-- Start of Supplied data --

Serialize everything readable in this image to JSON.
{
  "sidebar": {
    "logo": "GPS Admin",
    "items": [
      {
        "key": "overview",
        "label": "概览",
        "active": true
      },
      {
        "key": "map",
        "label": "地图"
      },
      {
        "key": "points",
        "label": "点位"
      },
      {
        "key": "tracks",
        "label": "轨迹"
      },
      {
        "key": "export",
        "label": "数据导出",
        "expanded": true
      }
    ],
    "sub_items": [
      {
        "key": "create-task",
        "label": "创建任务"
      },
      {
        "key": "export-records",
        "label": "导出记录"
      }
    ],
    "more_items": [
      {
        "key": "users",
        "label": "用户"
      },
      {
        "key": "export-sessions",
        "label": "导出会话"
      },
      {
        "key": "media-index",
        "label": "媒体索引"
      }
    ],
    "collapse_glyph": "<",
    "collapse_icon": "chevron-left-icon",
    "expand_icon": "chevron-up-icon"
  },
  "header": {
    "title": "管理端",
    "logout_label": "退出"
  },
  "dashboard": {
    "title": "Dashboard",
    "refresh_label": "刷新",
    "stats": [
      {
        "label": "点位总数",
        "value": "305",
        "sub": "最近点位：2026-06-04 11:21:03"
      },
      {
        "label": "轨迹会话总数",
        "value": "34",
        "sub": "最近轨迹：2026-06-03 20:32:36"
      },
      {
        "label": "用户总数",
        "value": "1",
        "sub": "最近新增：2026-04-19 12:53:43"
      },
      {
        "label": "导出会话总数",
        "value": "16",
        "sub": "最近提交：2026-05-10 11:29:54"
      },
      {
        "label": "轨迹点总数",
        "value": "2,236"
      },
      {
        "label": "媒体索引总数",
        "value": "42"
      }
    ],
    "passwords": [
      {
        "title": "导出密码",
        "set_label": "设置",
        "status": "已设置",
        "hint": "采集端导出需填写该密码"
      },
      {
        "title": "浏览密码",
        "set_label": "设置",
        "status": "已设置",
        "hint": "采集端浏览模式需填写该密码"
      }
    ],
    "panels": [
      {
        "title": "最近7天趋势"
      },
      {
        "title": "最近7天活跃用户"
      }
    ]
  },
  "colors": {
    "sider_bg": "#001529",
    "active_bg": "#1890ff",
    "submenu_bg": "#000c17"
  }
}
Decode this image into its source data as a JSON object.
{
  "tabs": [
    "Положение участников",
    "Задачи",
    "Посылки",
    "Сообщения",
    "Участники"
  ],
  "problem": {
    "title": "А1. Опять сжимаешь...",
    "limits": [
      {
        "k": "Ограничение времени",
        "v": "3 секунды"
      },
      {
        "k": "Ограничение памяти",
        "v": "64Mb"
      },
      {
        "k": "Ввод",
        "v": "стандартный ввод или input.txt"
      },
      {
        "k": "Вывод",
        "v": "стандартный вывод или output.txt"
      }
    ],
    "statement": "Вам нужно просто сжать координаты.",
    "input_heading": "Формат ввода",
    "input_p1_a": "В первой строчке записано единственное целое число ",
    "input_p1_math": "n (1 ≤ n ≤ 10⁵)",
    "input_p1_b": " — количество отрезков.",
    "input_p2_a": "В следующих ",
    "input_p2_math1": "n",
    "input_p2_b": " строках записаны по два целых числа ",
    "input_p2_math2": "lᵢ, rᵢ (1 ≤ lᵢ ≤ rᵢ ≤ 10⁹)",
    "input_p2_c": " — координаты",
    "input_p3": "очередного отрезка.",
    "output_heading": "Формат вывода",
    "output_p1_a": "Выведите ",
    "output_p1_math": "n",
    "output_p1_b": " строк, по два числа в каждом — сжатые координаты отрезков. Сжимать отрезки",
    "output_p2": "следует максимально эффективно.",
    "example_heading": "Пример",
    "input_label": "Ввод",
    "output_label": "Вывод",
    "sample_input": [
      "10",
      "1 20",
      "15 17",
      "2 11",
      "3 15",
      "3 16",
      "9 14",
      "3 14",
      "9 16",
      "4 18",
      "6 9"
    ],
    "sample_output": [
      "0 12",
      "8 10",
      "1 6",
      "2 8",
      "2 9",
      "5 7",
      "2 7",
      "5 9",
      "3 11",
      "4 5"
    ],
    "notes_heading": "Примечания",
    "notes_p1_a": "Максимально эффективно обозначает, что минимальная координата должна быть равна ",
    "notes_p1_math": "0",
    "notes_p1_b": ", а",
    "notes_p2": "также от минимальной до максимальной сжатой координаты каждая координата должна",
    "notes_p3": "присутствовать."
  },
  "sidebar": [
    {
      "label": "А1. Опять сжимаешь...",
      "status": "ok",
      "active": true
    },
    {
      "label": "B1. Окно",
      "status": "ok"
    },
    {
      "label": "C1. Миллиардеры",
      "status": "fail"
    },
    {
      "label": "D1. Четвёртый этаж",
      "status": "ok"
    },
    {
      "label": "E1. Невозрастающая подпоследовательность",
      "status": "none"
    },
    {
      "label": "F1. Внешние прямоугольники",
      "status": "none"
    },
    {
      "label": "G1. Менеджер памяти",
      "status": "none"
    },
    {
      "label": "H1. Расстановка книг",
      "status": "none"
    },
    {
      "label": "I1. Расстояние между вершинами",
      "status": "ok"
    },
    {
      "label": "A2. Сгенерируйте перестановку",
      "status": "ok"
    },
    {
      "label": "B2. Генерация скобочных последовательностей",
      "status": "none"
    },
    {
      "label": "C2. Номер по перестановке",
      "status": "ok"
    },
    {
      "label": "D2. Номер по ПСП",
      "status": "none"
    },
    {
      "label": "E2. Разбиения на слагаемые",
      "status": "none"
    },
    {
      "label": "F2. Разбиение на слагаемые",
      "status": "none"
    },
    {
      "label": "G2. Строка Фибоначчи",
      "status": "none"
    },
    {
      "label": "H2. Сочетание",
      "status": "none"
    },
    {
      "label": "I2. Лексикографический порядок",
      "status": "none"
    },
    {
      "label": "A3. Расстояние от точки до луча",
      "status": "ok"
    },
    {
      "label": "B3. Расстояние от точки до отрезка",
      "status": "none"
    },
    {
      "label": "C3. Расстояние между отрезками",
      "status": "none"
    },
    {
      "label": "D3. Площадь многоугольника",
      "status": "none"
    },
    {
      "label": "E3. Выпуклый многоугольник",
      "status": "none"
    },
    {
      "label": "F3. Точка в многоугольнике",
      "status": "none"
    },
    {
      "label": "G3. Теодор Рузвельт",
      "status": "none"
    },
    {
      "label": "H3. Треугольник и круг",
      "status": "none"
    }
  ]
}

-- End of Supplied data --

# Set exercise
Each line above that includes "JSON" should be shown.

# Exercise result
Serialize everything readable in this image to JSON.
Decode this image into its source data as a JSON object.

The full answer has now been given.